#### Goal of the exercise
Output every line exactly as written. Leave out pictures.

#### Data entries

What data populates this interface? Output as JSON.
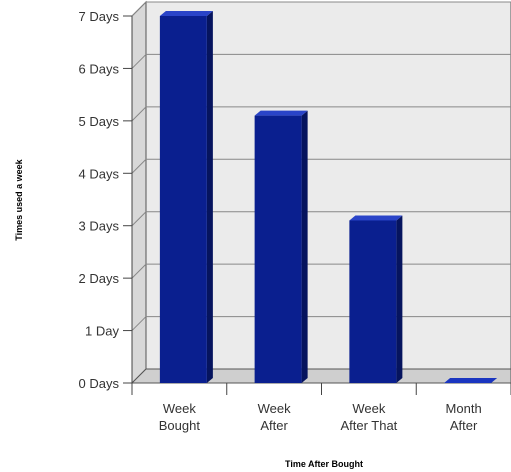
{
  "chart_data": {
    "type": "bar",
    "categories": [
      [
        "Week",
        "Bought"
      ],
      [
        "Week",
        "After"
      ],
      [
        "Week",
        "After That"
      ],
      [
        "Month",
        "After"
      ]
    ],
    "values": [
      7,
      5.1,
      3.1,
      0
    ],
    "ylim": [
      0,
      7
    ],
    "yticks": [
      {
        "value": 0,
        "label": "0 Days"
      },
      {
        "value": 1,
        "label": "1 Day"
      },
      {
        "value": 2,
        "label": "2 Days"
      },
      {
        "value": 3,
        "label": "3 Days"
      },
      {
        "value": 4,
        "label": "4 Days"
      },
      {
        "value": 5,
        "label": "5 Days"
      },
      {
        "value": 6,
        "label": "6 Days"
      },
      {
        "value": 7,
        "label": "7 Days"
      }
    ],
    "xlabel": "Time After Bought",
    "ylabel": "Times used a week",
    "grid": true,
    "bar_color": "#0a1f8f",
    "background_color": "#ebebeb"
  }
}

#### Result of the task
What data populates this interface? Output as JSON.
{
  "chart_data": {
    "type": "bar",
    "categories": [
      [
        "Week",
        "Bought"
      ],
      [
        "Week",
        "After"
      ],
      [
        "Week",
        "After That"
      ],
      [
        "Month",
        "After"
      ]
    ],
    "values": [
      7,
      5.1,
      3.1,
      0
    ],
    "ylim": [
      0,
      7
    ],
    "yticks": [
      {
        "value": 0,
        "label": "0 Days"
      },
      {
        "value": 1,
        "label": "1 Day"
      },
      {
        "value": 2,
        "label": "2 Days"
      },
      {
        "value": 3,
        "label": "3 Days"
      },
      {
        "value": 4,
        "label": "4 Days"
      },
      {
        "value": 5,
        "label": "5 Days"
      },
      {
        "value": 6,
        "label": "6 Days"
      },
      {
        "value": 7,
        "label": "7 Days"
      }
    ],
    "xlabel": "Time After Bought",
    "ylabel": "Times used a week",
    "grid": true,
    "bar_color": "#0a1f8f",
    "background_color": "#ebebeb"
  }
}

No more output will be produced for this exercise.